Data items:
↓

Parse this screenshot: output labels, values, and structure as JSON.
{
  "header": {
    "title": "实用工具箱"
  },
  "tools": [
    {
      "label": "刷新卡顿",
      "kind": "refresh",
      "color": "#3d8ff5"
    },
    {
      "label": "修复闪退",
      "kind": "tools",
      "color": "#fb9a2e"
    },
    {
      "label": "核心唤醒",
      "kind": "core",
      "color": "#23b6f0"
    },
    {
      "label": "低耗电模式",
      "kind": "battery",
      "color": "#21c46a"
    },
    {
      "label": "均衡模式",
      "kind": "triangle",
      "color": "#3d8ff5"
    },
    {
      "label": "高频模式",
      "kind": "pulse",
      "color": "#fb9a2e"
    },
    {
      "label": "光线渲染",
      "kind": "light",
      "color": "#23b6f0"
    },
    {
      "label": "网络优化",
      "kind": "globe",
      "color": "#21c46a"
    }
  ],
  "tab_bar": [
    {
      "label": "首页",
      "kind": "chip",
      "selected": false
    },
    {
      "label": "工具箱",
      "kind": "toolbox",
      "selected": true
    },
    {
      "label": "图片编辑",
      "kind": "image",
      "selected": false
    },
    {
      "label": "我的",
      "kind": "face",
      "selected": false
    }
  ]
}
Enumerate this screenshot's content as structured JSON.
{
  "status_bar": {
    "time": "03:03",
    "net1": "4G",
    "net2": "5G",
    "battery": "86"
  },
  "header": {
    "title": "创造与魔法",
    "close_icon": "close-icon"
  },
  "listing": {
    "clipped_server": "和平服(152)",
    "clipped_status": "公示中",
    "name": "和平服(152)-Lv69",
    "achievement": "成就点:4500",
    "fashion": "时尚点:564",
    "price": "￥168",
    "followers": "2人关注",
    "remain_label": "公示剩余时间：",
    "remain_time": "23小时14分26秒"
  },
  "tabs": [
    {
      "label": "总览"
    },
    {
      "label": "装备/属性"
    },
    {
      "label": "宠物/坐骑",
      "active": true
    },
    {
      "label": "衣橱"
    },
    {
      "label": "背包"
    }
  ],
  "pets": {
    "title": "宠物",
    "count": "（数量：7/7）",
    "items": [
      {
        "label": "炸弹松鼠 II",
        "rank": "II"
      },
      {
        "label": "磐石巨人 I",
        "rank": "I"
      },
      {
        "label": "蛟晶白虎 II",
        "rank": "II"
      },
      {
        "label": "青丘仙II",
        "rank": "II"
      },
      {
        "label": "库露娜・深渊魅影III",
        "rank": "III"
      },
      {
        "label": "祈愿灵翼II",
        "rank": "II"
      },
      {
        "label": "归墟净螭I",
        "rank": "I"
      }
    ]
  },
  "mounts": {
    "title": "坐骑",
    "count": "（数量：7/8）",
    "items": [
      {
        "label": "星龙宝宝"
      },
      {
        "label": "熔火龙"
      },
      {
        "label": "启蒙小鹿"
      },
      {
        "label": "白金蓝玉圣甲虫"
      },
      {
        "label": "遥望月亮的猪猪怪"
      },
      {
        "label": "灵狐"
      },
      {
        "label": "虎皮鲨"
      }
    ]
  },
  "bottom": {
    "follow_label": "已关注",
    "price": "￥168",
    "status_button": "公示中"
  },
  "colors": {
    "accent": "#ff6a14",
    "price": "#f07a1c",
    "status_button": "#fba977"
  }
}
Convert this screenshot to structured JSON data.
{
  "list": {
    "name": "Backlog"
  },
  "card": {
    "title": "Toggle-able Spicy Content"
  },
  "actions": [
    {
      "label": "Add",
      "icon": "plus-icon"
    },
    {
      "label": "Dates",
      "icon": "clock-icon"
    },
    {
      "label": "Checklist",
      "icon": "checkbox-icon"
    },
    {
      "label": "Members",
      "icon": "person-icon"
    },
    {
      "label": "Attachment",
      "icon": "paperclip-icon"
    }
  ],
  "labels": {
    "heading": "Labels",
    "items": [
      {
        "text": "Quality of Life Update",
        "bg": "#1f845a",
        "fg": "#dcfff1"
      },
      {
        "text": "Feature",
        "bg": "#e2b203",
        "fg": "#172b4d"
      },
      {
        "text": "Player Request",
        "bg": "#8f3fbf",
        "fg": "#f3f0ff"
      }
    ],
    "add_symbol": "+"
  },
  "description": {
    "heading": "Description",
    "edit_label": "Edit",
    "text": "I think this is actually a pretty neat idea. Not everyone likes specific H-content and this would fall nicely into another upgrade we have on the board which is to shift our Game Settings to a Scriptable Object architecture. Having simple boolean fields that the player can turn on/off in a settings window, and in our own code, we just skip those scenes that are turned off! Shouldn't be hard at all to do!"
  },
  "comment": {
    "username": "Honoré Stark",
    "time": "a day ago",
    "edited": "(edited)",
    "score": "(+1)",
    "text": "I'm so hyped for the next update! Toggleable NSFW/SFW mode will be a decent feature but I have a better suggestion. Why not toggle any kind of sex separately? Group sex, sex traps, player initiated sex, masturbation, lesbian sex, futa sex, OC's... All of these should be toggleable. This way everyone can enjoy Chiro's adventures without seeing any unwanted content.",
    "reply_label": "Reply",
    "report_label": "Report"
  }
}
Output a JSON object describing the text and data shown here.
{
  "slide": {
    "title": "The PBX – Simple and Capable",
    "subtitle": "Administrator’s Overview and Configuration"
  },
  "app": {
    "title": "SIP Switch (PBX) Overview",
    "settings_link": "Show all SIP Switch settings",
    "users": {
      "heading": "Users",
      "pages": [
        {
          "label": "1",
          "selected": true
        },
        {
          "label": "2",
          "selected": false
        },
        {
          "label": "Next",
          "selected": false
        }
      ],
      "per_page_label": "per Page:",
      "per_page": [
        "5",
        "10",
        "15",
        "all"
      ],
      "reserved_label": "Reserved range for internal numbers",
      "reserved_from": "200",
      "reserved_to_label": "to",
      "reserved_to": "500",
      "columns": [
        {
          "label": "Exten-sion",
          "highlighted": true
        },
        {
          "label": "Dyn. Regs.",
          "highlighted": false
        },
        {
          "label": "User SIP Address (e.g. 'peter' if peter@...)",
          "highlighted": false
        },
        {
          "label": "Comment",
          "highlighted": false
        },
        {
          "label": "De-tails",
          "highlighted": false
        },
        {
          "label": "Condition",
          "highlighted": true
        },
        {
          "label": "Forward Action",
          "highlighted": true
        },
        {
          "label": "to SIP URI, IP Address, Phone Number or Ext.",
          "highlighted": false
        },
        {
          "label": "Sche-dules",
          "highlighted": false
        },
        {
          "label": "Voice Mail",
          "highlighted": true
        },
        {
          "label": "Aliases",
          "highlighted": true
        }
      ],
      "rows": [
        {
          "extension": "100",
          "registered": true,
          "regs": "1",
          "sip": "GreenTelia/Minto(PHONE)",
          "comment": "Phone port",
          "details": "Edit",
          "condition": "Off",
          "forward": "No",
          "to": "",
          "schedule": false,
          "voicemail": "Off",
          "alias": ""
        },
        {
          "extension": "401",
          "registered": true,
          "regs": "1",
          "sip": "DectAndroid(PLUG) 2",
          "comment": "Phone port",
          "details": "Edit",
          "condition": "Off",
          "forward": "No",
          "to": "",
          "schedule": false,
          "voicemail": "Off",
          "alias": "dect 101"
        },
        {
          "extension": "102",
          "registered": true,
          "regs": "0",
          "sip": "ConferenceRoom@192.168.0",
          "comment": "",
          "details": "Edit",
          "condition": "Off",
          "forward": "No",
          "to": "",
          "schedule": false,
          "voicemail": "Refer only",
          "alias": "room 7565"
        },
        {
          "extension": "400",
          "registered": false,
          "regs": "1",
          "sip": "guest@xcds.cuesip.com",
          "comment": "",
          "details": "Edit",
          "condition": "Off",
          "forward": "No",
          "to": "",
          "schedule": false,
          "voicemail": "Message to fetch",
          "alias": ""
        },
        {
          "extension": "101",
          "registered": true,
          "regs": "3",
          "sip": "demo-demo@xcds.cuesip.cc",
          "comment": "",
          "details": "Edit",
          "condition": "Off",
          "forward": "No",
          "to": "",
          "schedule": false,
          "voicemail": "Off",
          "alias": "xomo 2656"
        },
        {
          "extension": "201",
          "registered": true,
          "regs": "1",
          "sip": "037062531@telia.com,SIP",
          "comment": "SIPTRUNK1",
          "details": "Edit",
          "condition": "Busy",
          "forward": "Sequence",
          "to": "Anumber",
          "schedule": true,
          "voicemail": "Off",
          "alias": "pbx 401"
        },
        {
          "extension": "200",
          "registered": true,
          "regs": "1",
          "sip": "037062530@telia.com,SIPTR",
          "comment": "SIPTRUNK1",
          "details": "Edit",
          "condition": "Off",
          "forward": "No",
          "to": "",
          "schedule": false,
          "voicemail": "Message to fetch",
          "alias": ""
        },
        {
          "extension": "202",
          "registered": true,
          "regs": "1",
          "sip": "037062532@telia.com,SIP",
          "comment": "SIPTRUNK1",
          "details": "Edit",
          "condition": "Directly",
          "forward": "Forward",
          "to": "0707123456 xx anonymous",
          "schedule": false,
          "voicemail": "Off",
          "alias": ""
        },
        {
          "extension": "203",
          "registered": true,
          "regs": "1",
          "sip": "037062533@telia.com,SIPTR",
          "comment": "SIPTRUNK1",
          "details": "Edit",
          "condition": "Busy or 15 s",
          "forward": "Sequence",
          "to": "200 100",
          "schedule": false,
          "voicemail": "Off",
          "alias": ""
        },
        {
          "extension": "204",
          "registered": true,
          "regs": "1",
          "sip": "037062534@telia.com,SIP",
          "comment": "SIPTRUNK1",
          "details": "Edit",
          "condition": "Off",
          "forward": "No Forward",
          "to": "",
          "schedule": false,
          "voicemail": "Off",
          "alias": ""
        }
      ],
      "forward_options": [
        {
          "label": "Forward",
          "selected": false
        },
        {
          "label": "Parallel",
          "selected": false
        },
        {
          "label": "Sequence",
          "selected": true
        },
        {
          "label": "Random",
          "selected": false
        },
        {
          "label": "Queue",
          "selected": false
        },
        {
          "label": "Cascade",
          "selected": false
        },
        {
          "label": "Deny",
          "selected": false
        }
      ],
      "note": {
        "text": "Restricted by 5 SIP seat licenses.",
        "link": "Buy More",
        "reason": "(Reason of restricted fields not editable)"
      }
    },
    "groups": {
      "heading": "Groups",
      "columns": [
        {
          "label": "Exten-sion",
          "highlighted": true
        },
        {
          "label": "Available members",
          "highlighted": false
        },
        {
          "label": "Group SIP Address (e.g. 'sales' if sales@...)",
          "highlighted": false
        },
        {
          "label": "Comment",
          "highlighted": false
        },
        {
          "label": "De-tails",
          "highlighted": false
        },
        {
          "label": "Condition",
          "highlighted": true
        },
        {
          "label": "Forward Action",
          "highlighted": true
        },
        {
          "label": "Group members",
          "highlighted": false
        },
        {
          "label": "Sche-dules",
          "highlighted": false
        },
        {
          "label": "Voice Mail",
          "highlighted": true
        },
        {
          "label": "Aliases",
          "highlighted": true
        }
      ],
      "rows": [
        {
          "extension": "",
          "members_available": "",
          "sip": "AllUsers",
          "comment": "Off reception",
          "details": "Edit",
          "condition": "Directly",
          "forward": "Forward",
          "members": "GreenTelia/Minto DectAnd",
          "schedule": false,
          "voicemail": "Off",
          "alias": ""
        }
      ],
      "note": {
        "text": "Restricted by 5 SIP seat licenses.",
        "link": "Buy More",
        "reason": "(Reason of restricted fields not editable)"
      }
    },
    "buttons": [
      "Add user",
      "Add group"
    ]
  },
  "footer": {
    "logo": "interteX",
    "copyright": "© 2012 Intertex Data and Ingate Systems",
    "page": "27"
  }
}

↑

* [Objective]: Pull every line containing the word "settings" out of the material.

* [Response below]:
    "text": "I think this is actually a pretty neat idea. Not everyone likes specific H-content and this would fall nicely into another upgrade we have on the board which is to shift our Game Settings to a Scriptable Object architecture. Having simple boolean fields that the player can turn on/off in a settings window, and in our own code, we just skip those scenes that are turned off! Shouldn't be hard at all to do!"
    "settings_link": "Show all SIP Switch settings",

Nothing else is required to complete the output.